Figure record extracts
— begin —

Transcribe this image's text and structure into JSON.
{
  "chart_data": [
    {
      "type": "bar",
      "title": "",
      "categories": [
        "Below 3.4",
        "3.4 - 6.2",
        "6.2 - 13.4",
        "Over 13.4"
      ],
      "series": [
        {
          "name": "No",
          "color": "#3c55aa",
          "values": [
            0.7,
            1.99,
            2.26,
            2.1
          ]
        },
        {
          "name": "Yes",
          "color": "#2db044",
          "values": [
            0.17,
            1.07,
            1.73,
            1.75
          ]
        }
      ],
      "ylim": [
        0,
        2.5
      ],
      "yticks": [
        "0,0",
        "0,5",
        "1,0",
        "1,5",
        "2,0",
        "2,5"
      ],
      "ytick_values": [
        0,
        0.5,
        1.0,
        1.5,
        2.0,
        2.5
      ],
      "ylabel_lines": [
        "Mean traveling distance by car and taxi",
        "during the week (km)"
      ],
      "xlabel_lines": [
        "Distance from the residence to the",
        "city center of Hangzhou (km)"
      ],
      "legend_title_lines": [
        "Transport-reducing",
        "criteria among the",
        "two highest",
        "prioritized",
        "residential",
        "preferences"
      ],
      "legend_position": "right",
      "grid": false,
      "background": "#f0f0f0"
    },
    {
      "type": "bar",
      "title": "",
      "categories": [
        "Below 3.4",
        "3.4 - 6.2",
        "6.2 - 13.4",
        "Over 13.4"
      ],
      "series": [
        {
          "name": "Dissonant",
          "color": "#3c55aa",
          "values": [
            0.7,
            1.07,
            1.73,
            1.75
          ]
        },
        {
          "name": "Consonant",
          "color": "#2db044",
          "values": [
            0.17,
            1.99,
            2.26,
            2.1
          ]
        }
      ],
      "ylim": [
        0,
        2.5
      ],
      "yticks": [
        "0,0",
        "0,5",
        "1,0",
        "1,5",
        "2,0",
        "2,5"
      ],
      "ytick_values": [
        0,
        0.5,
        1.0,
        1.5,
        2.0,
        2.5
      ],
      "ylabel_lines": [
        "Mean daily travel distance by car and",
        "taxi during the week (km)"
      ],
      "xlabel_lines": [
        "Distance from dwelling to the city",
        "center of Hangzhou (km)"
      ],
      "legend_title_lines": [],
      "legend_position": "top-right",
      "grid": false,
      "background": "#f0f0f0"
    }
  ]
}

— end —
— begin —

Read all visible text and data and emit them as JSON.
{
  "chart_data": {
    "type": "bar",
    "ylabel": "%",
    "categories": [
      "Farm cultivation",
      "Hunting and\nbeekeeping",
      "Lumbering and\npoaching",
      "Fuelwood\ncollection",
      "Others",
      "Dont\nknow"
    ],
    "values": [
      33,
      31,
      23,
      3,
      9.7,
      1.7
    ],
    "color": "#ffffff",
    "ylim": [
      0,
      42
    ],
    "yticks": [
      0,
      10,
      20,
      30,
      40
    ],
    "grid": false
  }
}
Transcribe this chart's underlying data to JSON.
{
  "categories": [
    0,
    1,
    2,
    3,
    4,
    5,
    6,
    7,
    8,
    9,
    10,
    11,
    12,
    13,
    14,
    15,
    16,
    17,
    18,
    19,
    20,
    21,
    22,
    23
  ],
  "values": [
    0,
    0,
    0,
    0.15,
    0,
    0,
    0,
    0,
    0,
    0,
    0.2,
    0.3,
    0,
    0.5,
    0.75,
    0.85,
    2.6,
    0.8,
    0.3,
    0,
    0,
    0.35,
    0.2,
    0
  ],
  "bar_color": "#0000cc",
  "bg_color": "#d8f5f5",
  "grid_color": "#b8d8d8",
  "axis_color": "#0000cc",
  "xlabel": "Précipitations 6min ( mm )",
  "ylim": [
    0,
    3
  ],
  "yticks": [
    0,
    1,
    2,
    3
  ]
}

— end —

## What is required
Copy each line of the listing that contains the string "week".

## Completed task
        "during the week (km)"
        "taxi during the week (km)"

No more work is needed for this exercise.